══ RECORDS SHOWN ══

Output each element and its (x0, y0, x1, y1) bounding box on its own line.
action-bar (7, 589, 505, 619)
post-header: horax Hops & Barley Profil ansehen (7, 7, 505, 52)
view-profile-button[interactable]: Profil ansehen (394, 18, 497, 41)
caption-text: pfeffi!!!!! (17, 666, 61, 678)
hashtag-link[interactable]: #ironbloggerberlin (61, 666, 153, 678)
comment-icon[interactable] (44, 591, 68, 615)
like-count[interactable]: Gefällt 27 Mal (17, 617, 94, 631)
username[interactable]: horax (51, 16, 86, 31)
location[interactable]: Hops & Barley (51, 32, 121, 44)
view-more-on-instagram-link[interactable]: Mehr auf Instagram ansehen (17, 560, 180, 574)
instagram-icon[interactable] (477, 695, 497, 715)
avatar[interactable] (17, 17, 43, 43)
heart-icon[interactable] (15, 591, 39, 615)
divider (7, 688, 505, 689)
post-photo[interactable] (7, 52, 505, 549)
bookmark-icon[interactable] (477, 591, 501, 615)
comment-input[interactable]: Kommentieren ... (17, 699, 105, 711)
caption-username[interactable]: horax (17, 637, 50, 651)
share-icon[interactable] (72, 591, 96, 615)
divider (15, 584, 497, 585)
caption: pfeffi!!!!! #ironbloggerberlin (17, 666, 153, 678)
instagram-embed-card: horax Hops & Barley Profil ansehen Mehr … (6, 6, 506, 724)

═══

WHAT YOU SHOULD DO:
Please copy every line of the data above verbatim, with no changes.

TASK ANSWER:
Output each element and its (x0, y0, x1, y1) bounding box on its own line.
action-bar (7, 589, 505, 619)
post-header: horax Hops & Barley Profil ansehen (7, 7, 505, 52)
view-profile-button[interactable]: Profil ansehen (394, 18, 497, 41)
caption-text: pfeffi!!!!! (17, 666, 61, 678)
hashtag-link[interactable]: #ironbloggerberlin (61, 666, 153, 678)
comment-icon[interactable] (44, 591, 68, 615)
like-count[interactable]: Gefällt 27 Mal (17, 617, 94, 631)
username[interactable]: horax (51, 16, 86, 31)
location[interactable]: Hops & Barley (51, 32, 121, 44)
view-more-on-instagram-link[interactable]: Mehr auf Instagram ansehen (17, 560, 180, 574)
instagram-icon[interactable] (477, 695, 497, 715)
avatar[interactable] (17, 17, 43, 43)
heart-icon[interactable] (15, 591, 39, 615)
divider (7, 688, 505, 689)
post-photo[interactable] (7, 52, 505, 549)
bookmark-icon[interactable] (477, 591, 501, 615)
comment-input[interactable]: Kommentieren ... (17, 699, 105, 711)
caption-username[interactable]: horax (17, 637, 50, 651)
share-icon[interactable] (72, 591, 96, 615)
divider (15, 584, 497, 585)
caption: pfeffi!!!!! #ironbloggerberlin (17, 666, 153, 678)
instagram-embed-card: horax Hops & Barley Profil ansehen Mehr … (6, 6, 506, 724)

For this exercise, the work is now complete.